--- Begin INPUT ROWS ---
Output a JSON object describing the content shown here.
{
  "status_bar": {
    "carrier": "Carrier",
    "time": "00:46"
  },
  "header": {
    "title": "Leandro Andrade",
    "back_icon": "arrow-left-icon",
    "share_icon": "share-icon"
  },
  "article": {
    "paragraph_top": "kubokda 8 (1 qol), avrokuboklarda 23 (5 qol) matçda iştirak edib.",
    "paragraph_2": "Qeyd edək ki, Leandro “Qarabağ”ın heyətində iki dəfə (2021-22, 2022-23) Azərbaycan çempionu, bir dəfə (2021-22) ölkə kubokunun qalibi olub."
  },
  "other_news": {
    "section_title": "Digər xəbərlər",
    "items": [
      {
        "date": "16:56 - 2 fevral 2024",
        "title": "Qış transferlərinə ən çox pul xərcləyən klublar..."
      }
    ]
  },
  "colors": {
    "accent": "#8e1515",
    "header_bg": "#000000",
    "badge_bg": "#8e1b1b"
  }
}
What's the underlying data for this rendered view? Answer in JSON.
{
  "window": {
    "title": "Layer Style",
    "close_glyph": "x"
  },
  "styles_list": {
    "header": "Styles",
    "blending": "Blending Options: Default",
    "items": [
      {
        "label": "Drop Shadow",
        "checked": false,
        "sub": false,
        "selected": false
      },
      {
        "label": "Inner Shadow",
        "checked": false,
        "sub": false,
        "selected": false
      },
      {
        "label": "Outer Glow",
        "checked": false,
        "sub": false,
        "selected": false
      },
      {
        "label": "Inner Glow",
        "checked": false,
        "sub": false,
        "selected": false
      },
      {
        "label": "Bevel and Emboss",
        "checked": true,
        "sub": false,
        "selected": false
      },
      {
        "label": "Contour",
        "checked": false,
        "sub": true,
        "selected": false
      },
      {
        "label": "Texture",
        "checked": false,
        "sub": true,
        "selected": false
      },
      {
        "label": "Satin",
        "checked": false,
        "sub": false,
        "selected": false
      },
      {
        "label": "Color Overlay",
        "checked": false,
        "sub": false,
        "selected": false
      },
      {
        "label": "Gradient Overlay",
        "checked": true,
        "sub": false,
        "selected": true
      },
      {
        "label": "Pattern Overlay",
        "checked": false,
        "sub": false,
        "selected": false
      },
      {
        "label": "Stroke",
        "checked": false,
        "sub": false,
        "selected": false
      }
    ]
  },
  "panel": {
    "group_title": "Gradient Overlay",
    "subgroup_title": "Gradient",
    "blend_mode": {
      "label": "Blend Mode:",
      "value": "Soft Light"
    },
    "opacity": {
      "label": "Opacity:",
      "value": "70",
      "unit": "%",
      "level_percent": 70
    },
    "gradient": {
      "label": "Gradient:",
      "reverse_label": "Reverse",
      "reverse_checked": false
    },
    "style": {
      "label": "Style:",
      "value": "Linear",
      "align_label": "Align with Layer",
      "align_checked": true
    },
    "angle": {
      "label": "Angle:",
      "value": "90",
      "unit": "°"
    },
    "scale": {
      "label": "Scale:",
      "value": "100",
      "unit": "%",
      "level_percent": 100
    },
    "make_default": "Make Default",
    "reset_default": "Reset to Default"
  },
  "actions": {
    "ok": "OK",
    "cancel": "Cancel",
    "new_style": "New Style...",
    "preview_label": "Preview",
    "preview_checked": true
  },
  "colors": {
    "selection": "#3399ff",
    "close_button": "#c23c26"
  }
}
--- End INPUT ROWS ---
* _AIM_: Copy every line that contains the string "value".

* _THE RESULT_:
      "value": "Soft Light"
      "value": "70",
      "value": "Linear",
      "value": "90",
      "value": "100",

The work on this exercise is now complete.